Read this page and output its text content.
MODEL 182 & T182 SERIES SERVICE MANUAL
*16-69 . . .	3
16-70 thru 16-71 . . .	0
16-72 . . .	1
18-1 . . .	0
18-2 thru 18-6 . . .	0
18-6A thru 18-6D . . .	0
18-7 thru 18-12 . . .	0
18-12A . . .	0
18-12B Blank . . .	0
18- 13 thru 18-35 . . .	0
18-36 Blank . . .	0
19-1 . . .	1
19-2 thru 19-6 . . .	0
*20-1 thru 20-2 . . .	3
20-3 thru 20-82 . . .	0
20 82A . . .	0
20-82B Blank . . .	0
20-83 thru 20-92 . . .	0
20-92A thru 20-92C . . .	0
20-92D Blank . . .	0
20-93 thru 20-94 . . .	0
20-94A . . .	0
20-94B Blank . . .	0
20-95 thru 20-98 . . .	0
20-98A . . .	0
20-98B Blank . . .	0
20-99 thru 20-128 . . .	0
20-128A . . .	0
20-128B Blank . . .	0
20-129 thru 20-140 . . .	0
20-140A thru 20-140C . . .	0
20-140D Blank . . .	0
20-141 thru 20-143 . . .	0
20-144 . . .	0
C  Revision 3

§ §

* _REQUEST_: Transcribe all the entries, keeping each one exactly as it is.

* _TASK OUTPUT_:
Read this page and output its text content.
MODEL 182 & T182 SERIES SERVICE MANUAL
*16-69 . . .	3
16-70 thru 16-71 . . .	0
16-72 . . .	1
18-1 . . .	0
18-2 thru 18-6 . . .	0
18-6A thru 18-6D . . .	0
18-7 thru 18-12 . . .	0
18-12A . . .	0
18-12B Blank . . .	0
18- 13 thru 18-35 . . .	0
18-36 Blank . . .	0
19-1 . . .	1
19-2 thru 19-6 . . .	0
*20-1 thru 20-2 . . .	3
20-3 thru 20-82 . . .	0
20 82A . . .	0
20-82B Blank . . .	0
20-83 thru 20-92 . . .	0
20-92A thru 20-92C . . .	0
20-92D Blank . . .	0
20-93 thru 20-94 . . .	0
20-94A . . .	0
20-94B Blank . . .	0
20-95 thru 20-98 . . .	0
20-98A . . .	0
20-98B Blank . . .	0
20-99 thru 20-128 . . .	0
20-128A . . .	0
20-128B Blank . . .	0
20-129 thru 20-140 . . .	0
20-140A thru 20-140C . . .	0
20-140D Blank . . .	0
20-141 thru 20-143 . . .	0
20-144 . . .	0
C  Revision 3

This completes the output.